• **PROBLEM REQUIREMENTS**
Give back every line exactly as it appears, pictures excluded.

--

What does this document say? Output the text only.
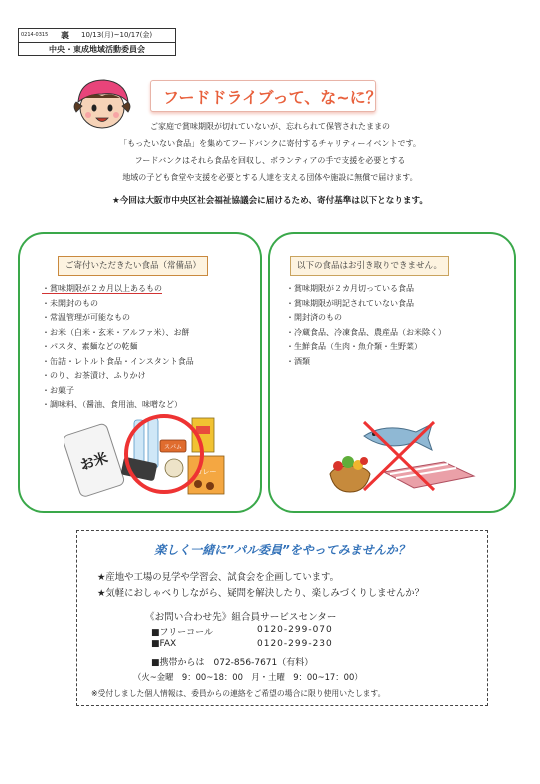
0214-0315 裏 10/13(月)~10/17(金)
中央・東成地域活動委員会
フードドライブって、な~に？
ご家庭で賞味期限が切れていないが、忘れられて保管されたままの
「もったいない食品」を集めてフードバンクに寄付するチャリティーイベントです。
フードバンクはそれら食品を回収し、ボランティアの手で支援を必要とする
地域の子ども食堂や支援を必要とする人達を支える団体や施設に無償で届けます。
★今回は大阪市中央区社会福祉協議会に届けるため、寄付基準は以下となります。
ご寄付いただきたい食品（常備品）
・賞味期限が２カ月以上あるもの
・未開封のもの
・常温管理が可能なもの
・お米（白米・玄米・アルファ米）、お餅
・パスタ、素麺などの乾麺
・缶詰・レトルト食品・インスタント食品
・のり、お茶漬け、ふりかけ
・お菓子
・調味料、（醤油、食用油、味噌など）
お米
スパム
カレー
以下の食品はお引き取りできません。
・賞味期限が２カ月切っている食品
・賞味期限が明記されていない食品
・開封済のもの
・冷蔵食品、冷凍食品、農産品（お米除く）
・生鮮食品（生肉・魚介類・生野菜）
・酒類
楽しく一緒に”パル委員”をやってみませんか？
★産地や工場の見学や学習会、試食会を企画しています。
★気軽におしゃべりしながら、疑問を解決したり、楽しみづくりしませんか？
《お問い合わせ先》組合員サービスセンター
■フリーコール	0120-299-070
■FAX	0120-299-230
■携帯からは　072-856-7671（有料）
（火~金曜　9：00~18：00　月・土曜　9：00~17：00）
※受付しました個人情報は、委員からの連絡をご希望の場合に限り使用いたします。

--

• **WRITTEN ANSWER**
What does this document say? Output the text only.
0214-0315 裏 10/13(月)~10/17(金)
中央・東成地域活動委員会
フードドライブって、な~に？
ご家庭で賞味期限が切れていないが、忘れられて保管されたままの
「もったいない食品」を集めてフードバンクに寄付するチャリティーイベントです。
フードバンクはそれら食品を回収し、ボランティアの手で支援を必要とする
地域の子ども食堂や支援を必要とする人達を支える団体や施設に無償で届けます。
★今回は大阪市中央区社会福祉協議会に届けるため、寄付基準は以下となります。
ご寄付いただきたい食品（常備品）
・賞味期限が２カ月以上あるもの
・未開封のもの
・常温管理が可能なもの
・お米（白米・玄米・アルファ米）、お餅
・パスタ、素麺などの乾麺
・缶詰・レトルト食品・インスタント食品
・のり、お茶漬け、ふりかけ
・お菓子
・調味料、（醤油、食用油、味噌など）
お米
スパム
カレー
以下の食品はお引き取りできません。
・賞味期限が２カ月切っている食品
・賞味期限が明記されていない食品
・開封済のもの
・冷蔵食品、冷凍食品、農産品（お米除く）
・生鮮食品（生肉・魚介類・生野菜）
・酒類
楽しく一緒に”パル委員”をやってみませんか？
★産地や工場の見学や学習会、試食会を企画しています。
★気軽におしゃべりしながら、疑問を解決したり、楽しみづくりしませんか？
《お問い合わせ先》組合員サービスセンター
■フリーコール	0120-299-070
■FAX	0120-299-230
■携帯からは　072-856-7671（有料）
（火~金曜　9：00~18：00　月・土曜　9：00~17：00）
※受付しました個人情報は、委員からの連絡をご希望の場合に限り使用いたします。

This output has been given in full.